START Data provided
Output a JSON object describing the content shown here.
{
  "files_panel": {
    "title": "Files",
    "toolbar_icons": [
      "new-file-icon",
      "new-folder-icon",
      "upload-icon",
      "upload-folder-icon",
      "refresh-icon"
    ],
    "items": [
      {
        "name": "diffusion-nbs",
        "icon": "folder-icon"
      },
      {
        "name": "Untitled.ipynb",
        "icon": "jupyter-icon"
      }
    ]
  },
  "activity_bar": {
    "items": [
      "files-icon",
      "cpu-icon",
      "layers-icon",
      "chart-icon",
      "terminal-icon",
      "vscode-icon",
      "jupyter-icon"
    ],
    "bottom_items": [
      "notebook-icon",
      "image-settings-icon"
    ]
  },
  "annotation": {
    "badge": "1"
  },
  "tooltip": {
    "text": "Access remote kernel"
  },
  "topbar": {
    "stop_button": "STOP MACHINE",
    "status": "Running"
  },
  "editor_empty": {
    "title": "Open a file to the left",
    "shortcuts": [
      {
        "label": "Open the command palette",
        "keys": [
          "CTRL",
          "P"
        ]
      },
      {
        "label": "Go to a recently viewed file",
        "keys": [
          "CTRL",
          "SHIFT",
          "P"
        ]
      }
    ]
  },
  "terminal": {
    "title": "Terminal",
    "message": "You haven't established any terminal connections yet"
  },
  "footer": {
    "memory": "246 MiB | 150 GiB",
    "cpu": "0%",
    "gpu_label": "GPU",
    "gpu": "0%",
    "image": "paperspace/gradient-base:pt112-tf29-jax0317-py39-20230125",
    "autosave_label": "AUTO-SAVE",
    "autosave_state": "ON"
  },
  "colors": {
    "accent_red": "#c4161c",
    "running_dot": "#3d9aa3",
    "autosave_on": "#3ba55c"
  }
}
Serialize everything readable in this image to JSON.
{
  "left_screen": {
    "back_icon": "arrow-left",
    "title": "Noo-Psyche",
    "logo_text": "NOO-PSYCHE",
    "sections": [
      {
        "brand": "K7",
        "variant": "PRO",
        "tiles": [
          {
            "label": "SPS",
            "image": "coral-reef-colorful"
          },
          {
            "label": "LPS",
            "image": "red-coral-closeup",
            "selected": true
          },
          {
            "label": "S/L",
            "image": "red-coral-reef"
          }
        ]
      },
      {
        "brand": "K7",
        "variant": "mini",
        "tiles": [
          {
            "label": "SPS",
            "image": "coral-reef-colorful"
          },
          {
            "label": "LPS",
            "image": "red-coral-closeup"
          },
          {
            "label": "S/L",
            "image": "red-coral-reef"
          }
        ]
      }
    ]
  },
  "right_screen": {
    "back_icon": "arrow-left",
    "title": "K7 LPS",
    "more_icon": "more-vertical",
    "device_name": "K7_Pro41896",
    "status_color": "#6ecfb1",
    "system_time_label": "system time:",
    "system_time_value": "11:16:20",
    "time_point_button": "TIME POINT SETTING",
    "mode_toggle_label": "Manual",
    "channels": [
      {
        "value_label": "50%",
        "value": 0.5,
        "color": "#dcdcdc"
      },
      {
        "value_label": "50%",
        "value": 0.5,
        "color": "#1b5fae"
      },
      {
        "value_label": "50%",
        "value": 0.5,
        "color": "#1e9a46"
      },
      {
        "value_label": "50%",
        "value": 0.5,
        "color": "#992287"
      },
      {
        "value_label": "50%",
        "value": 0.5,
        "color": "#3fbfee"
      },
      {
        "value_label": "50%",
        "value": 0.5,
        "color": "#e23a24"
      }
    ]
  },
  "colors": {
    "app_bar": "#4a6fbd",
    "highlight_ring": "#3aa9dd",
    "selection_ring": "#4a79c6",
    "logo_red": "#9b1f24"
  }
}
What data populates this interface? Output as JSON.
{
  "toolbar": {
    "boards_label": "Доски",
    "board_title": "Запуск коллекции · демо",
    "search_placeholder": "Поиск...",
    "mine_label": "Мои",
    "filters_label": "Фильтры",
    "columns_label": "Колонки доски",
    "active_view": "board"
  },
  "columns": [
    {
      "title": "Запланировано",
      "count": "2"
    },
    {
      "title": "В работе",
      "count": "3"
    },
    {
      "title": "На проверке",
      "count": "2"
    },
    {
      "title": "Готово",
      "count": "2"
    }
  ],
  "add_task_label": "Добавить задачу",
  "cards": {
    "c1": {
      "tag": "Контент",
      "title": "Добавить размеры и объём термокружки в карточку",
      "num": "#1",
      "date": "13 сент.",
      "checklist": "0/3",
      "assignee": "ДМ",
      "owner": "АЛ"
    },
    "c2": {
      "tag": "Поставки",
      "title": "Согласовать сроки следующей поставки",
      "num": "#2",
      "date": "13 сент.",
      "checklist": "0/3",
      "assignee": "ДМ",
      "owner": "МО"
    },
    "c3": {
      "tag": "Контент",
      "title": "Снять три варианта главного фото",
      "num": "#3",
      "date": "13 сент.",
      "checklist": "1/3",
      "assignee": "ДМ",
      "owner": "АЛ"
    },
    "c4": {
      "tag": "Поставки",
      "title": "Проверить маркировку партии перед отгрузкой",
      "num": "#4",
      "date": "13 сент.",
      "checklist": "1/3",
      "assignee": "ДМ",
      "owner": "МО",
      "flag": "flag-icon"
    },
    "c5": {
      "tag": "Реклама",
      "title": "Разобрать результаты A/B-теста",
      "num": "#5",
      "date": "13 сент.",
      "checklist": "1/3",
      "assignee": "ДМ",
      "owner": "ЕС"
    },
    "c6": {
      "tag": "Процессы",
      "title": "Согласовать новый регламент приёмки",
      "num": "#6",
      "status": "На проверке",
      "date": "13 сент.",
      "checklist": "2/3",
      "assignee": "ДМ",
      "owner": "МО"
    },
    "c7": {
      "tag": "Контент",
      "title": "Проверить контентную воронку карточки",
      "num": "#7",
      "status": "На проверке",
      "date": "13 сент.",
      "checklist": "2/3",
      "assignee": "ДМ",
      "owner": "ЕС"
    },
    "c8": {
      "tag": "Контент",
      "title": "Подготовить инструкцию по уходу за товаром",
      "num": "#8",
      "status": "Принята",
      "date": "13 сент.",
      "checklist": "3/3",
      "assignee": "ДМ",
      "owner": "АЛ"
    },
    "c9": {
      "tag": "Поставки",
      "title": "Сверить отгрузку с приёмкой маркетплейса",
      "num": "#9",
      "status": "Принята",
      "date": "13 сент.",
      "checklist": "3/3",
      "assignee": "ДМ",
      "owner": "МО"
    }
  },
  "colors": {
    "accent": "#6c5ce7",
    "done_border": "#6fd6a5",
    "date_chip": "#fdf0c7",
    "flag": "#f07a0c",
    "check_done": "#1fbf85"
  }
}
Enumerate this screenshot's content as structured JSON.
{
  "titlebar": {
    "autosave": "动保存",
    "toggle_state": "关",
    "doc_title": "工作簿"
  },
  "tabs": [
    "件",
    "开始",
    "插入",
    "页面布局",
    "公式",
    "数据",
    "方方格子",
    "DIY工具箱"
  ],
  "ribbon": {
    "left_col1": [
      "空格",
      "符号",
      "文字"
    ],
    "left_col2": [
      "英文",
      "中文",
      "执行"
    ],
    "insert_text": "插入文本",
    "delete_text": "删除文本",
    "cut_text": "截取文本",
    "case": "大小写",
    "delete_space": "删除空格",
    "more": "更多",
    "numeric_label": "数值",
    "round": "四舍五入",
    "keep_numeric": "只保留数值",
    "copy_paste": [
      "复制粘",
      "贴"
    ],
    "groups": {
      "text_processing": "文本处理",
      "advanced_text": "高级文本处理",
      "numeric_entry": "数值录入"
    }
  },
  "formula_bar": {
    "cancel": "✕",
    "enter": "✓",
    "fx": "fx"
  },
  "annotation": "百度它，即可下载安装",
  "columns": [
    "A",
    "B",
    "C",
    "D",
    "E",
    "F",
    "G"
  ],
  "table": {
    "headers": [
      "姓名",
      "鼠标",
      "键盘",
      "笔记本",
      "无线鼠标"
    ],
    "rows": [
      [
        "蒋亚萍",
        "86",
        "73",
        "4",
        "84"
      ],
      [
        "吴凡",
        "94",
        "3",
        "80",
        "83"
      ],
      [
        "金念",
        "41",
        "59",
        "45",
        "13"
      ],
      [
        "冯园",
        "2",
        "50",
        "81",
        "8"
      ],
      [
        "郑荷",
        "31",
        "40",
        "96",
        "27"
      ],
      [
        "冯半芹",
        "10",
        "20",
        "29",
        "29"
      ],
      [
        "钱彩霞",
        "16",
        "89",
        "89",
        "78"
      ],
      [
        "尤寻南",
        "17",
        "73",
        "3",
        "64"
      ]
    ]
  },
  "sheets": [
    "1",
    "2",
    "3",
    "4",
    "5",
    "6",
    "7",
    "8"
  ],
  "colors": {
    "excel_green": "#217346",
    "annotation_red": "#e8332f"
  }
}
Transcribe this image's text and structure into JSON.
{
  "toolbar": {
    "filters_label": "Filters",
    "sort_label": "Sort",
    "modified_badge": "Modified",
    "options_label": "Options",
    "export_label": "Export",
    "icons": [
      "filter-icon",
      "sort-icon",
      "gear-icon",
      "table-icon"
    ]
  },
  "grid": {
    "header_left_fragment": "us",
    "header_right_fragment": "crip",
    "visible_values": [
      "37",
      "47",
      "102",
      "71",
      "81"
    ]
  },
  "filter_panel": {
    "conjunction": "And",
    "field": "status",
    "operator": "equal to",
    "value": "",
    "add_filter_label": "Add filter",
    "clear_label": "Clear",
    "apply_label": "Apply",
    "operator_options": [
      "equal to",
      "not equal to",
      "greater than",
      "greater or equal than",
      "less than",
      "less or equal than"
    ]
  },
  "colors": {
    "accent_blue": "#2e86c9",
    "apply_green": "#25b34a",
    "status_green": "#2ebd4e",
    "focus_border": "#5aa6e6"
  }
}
END Data provided
Directions for this task
Count the lines of these entries that hold the string "folder", and give only that number.

Response to this task
3